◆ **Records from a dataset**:
## Begin
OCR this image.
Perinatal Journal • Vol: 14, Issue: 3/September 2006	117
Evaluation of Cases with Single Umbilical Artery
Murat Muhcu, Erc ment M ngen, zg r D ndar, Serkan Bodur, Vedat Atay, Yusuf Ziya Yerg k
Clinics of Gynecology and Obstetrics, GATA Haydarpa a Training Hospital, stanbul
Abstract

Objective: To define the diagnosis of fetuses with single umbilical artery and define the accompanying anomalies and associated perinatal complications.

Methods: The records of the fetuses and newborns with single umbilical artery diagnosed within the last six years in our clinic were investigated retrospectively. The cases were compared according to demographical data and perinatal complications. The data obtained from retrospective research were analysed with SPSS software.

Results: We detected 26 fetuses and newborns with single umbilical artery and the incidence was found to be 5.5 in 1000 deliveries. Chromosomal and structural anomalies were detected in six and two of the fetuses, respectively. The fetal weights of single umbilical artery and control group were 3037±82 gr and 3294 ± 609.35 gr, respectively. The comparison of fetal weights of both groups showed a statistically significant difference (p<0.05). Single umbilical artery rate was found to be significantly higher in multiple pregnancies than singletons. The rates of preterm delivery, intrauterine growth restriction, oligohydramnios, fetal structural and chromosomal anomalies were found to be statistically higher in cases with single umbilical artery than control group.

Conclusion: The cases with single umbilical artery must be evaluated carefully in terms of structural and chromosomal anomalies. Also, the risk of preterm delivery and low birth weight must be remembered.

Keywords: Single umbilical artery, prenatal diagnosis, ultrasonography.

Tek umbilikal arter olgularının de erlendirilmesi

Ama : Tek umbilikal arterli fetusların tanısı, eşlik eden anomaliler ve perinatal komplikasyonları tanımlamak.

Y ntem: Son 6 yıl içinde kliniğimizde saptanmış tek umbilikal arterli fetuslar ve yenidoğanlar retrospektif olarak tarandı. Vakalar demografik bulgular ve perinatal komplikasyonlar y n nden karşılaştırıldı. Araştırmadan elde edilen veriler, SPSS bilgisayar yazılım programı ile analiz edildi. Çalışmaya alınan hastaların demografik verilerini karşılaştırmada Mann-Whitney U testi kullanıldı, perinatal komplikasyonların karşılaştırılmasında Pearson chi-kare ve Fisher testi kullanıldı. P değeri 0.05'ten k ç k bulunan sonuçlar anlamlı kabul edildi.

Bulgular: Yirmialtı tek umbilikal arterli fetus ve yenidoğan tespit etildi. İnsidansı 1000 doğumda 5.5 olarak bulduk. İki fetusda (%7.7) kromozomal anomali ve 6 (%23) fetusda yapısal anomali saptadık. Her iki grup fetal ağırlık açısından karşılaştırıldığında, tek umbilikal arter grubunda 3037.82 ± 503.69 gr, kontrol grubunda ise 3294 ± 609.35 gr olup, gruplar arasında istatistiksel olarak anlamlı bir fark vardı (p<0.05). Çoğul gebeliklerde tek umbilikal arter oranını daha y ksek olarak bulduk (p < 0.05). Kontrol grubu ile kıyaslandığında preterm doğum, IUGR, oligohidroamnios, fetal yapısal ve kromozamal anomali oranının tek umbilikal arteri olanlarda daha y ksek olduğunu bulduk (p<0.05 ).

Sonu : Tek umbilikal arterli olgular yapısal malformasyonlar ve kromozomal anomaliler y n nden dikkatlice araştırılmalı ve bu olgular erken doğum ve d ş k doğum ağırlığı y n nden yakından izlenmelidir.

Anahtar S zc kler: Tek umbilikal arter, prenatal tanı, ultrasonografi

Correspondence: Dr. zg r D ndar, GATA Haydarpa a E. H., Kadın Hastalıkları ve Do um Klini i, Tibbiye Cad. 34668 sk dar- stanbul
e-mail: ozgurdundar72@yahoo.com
## End
◆ **TASK STATEMENT**: Reproduce each line of the material containing the word "with".

◆ **THE RESULT**:
Evaluation of Cases with Single Umbilical Artery
Objective: To define the diagnosis of fetuses with single umbilical artery and define the accompanying anomalies and associated perinatal complications.
Methods: The records of the fetuses and newborns with single umbilical artery diagnosed within the last six years in our clinic were investigated retrospectively. The cases were compared according to demographical data and perinatal complications. The data obtained from retrospective research were analysed with SPSS software.
Results: We detected 26 fetuses and newborns with single umbilical artery and the incidence was found to be 5.5 in 1000 deliveries. Chromosomal and structural anomalies were detected in six and two of the fetuses, respectively. The fetal weights of single umbilical artery and control group were 3037±82 gr and 3294 ± 609.35 gr, respectively. The comparison of fetal weights of both groups showed a statistically significant difference (p<0.05). Single umbilical artery rate was found to be significantly higher in multiple pregnancies than singletons. The rates of preterm delivery, intrauterine growth restriction, oligohydramnios, fetal structural and chromosomal anomalies were found to be statistically higher in cases with single umbilical artery than control group.
Conclusion: The cases with single umbilical artery must be evaluated carefully in terms of structural and chromosomal anomalies. Also, the risk of preterm delivery and low birth weight must be remembered.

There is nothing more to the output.